*Records:*
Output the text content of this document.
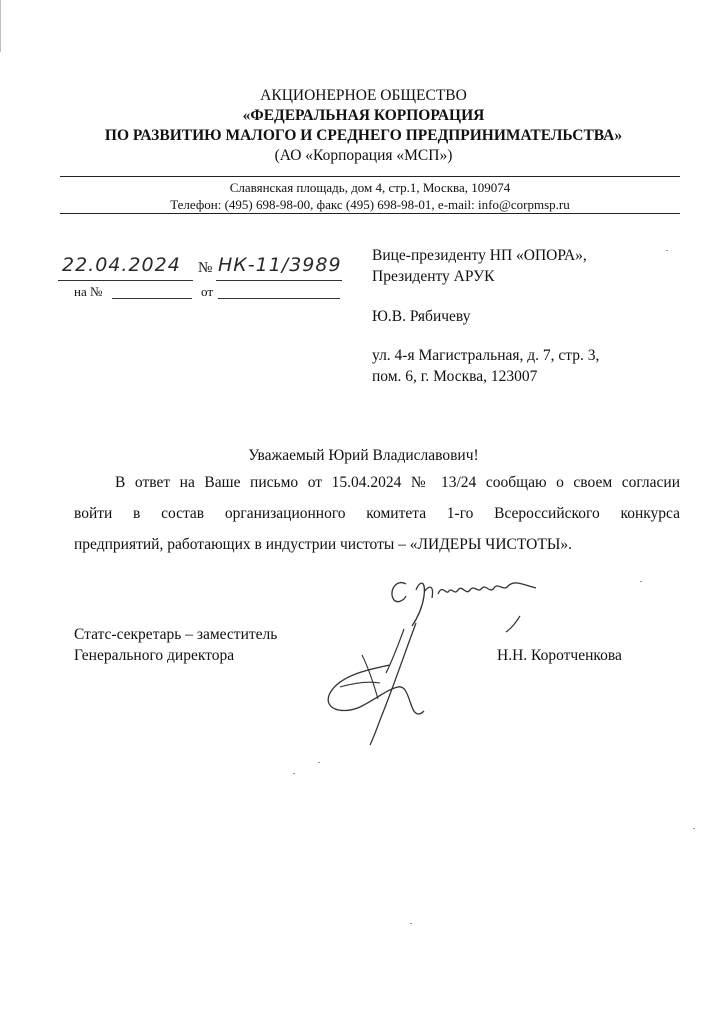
АКЦИОНЕРНОЕ ОБЩЕСТВО
«ФЕДЕРАЛЬНАЯ КОРПОРАЦИЯ
ПО РАЗВИТИЮ МАЛОГО И СРЕДНЕГО ПРЕДПРИНИМАТЕЛЬСТВА»
(АО «Корпорация «МСП»)
Славянская площадь, дом 4, стр.1, Москва, 109074
Телефон: (495) 698-98-00, факс (495) 698-98-01, e-mail: info@corpmsp.ru
22.04.2024 № НК-11/3989
на №	от
Вице-президенту НП «ОПОРА»,
Президенту АРУК
Ю.В. Рябичеву
ул. 4-я Магистральная, д. 7, стр. 3,
пом. 6, г. Москва, 123007
Уважаемый Юрий Владиславович!
В ответ на Ваше письмо от 15.04.2024 № 13/24 сообщаю о своем согласии
войти в состав организационного комитета 1-го Всероссийского конкурса
предприятий, работающих в индустрии чистоты – «ЛИДЕРЫ ЧИСТОТЫ».
Статс-секретарь – заместитель
Генерального директора	Н.Н. Коротченкова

*Written task:*
Transcribe the records above exactly, leaving out every picture.

*Finished task:*
Output the text content of this document.
АКЦИОНЕРНОЕ ОБЩЕСТВО
«ФЕДЕРАЛЬНАЯ КОРПОРАЦИЯ
ПО РАЗВИТИЮ МАЛОГО И СРЕДНЕГО ПРЕДПРИНИМАТЕЛЬСТВА»
(АО «Корпорация «МСП»)
Славянская площадь, дом 4, стр.1, Москва, 109074
Телефон: (495) 698-98-00, факс (495) 698-98-01, e-mail: info@corpmsp.ru
22.04.2024 № НК-11/3989
на №	от
Вице-президенту НП «ОПОРА»,
Президенту АРУК
Ю.В. Рябичеву
ул. 4-я Магистральная, д. 7, стр. 3,
пом. 6, г. Москва, 123007
Уважаемый Юрий Владиславович!
В ответ на Ваше письмо от 15.04.2024 № 13/24 сообщаю о своем согласии
войти в состав организационного комитета 1-го Всероссийского конкурса
предприятий, работающих в индустрии чистоты – «ЛИДЕРЫ ЧИСТОТЫ».
Статс-секретарь – заместитель
Генерального директора	Н.Н. Коротченкова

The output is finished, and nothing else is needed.